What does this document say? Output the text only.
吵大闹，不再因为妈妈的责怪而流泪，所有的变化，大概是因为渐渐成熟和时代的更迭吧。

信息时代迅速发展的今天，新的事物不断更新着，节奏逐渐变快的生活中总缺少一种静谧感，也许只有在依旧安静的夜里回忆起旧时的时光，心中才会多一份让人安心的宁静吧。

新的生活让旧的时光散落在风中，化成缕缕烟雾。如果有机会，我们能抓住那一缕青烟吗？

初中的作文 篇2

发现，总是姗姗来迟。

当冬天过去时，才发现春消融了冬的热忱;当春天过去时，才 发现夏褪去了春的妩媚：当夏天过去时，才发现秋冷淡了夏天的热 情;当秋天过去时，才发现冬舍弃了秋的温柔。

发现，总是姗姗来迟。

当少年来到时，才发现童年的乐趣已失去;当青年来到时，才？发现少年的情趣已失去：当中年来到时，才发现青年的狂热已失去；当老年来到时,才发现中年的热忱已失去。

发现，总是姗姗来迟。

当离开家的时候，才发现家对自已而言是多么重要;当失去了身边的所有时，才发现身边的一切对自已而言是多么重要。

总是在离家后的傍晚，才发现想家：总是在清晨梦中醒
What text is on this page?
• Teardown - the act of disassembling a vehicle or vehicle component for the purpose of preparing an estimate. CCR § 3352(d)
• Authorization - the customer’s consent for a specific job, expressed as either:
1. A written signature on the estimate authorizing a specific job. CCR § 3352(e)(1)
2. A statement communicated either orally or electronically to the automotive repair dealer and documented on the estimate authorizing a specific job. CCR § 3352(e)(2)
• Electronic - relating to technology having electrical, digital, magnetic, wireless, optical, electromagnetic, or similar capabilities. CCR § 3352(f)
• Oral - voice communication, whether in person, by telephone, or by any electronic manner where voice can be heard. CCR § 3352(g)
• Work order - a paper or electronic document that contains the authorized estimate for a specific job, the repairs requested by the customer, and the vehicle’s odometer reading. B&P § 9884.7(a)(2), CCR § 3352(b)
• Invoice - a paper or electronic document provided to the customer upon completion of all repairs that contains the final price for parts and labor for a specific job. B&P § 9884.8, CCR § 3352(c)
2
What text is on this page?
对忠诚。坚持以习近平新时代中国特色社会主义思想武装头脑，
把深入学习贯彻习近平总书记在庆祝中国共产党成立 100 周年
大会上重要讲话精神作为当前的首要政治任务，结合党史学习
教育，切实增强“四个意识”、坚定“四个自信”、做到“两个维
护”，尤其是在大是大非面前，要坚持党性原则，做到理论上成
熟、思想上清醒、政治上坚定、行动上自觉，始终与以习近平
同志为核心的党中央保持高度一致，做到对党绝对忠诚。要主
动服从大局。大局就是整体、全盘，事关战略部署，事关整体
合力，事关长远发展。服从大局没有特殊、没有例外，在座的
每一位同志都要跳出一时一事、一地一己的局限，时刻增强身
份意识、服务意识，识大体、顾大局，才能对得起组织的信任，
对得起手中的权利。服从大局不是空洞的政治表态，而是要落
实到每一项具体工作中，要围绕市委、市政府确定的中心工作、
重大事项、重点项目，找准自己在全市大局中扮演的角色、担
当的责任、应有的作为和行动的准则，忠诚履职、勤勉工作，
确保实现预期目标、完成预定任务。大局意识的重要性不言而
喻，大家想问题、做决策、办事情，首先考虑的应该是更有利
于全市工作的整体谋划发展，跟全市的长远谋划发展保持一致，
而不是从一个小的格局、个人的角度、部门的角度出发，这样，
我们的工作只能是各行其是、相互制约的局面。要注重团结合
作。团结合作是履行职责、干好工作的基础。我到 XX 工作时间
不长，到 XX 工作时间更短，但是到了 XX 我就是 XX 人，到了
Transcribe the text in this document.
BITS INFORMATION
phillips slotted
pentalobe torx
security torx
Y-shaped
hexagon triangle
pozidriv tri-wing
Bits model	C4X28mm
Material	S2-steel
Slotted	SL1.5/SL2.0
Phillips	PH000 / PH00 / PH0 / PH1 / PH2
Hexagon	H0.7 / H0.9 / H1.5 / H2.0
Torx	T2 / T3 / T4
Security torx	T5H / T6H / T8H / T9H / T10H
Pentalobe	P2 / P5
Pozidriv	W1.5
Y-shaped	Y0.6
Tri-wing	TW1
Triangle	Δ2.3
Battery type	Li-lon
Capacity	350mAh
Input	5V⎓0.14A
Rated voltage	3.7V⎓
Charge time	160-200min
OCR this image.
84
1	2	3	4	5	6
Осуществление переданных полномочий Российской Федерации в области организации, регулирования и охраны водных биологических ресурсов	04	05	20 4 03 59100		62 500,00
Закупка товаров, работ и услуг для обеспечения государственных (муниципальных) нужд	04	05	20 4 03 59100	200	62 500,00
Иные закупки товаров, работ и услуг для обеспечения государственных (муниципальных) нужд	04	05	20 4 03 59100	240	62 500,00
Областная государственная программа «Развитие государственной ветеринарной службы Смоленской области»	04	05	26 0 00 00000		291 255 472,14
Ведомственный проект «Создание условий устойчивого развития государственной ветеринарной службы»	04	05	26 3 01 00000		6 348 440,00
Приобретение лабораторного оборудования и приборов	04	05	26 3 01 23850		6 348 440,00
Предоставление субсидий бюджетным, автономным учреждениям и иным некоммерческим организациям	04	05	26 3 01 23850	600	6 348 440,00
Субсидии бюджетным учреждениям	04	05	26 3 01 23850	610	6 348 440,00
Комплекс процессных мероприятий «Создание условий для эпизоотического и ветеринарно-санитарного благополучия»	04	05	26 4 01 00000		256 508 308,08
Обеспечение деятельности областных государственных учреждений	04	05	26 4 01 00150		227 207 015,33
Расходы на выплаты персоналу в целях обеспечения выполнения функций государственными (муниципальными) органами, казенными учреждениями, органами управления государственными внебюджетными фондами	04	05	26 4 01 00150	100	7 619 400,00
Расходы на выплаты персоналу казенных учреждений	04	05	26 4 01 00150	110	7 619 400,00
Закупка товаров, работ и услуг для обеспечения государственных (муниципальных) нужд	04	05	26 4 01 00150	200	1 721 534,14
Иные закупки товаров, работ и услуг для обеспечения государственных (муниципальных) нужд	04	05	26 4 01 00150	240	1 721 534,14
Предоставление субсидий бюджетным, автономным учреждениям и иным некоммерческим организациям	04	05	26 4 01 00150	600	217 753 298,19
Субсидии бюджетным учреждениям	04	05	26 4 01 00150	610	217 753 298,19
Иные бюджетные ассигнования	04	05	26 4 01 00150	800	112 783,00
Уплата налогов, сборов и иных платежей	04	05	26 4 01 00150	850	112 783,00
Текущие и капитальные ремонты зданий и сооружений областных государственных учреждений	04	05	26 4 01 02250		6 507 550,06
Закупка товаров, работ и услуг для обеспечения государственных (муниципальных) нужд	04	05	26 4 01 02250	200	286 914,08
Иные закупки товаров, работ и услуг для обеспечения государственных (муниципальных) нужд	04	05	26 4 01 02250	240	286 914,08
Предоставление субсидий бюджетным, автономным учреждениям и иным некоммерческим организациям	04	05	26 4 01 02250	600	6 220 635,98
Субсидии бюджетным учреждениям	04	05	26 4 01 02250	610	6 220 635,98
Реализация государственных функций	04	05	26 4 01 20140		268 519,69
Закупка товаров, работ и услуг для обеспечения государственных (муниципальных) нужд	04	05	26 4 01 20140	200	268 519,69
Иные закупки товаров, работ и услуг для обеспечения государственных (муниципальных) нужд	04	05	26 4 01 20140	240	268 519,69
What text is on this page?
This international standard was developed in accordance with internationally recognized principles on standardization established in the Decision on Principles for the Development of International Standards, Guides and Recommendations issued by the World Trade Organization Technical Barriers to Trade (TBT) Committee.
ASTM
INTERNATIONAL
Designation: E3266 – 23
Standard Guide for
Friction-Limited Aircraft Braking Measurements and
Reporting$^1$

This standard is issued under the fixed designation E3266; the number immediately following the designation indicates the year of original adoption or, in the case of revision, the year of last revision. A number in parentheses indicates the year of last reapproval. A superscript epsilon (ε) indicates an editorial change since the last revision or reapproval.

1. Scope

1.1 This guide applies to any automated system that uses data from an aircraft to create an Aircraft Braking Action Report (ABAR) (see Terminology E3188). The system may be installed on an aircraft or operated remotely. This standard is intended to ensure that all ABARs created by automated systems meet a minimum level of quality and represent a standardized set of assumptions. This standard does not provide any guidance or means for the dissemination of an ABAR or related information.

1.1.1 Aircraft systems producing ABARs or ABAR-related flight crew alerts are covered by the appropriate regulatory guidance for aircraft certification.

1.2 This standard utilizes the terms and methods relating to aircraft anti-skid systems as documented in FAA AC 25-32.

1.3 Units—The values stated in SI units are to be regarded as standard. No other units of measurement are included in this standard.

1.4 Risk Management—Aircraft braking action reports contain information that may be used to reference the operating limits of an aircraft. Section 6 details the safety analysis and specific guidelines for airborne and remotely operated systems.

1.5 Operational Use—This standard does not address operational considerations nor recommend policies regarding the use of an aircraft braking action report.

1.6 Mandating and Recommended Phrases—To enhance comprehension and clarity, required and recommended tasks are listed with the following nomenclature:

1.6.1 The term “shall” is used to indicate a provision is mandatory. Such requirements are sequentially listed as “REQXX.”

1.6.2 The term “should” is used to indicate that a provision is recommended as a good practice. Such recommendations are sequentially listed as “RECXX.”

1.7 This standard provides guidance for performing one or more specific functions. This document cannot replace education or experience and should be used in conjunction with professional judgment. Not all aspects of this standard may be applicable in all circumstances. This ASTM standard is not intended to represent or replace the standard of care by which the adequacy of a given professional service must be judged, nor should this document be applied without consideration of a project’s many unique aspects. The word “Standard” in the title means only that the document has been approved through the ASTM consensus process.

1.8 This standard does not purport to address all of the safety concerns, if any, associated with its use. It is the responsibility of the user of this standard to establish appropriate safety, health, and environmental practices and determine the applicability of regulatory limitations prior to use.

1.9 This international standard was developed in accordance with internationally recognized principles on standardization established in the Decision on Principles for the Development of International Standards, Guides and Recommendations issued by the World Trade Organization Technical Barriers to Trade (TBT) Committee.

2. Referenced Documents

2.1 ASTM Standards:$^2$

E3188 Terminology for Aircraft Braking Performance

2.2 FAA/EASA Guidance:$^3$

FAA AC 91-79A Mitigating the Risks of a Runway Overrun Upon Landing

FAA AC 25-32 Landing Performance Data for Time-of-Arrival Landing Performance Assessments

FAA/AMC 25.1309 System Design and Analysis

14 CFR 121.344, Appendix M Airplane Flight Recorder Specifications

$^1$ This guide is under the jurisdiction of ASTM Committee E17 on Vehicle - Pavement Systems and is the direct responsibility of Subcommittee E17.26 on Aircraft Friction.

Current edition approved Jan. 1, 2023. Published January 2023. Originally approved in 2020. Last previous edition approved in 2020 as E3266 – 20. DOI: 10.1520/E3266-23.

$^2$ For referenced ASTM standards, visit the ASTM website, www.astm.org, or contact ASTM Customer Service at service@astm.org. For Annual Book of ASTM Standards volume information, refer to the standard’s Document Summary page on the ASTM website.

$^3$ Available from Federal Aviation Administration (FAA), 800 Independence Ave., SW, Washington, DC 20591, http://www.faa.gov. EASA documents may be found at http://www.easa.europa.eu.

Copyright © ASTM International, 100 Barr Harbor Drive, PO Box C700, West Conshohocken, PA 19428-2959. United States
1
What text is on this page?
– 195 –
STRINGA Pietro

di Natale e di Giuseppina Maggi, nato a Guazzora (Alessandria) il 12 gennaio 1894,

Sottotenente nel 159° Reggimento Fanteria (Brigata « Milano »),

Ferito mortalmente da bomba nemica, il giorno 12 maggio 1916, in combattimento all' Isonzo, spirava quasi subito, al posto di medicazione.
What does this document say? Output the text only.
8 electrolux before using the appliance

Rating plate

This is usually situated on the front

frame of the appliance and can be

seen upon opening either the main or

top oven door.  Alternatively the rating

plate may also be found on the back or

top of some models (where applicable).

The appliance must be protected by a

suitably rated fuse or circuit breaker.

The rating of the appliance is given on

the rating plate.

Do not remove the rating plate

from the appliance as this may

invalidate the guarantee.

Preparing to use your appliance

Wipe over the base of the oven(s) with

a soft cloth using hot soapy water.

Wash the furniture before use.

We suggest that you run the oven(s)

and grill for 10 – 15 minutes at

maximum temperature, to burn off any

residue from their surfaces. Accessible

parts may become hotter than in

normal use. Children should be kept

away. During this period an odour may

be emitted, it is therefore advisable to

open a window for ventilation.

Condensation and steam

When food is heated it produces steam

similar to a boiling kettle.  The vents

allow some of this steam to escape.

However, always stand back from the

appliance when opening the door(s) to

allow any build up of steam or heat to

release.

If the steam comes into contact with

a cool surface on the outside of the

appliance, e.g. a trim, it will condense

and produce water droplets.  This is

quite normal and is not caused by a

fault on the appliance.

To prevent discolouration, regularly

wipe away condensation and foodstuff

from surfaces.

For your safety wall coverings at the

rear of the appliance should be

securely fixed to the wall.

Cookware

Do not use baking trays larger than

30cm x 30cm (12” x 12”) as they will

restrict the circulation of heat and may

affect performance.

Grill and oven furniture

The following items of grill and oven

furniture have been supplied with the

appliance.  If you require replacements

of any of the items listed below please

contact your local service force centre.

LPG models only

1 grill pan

------

▶ _WHAT YOU SHOULD DO_
Find each line holding "will". Copy it out.

▶ _RESULT OF THE TASK_
appliance, e.g. a trim, it will condense
30cm x 30cm (12” x 12”) as they will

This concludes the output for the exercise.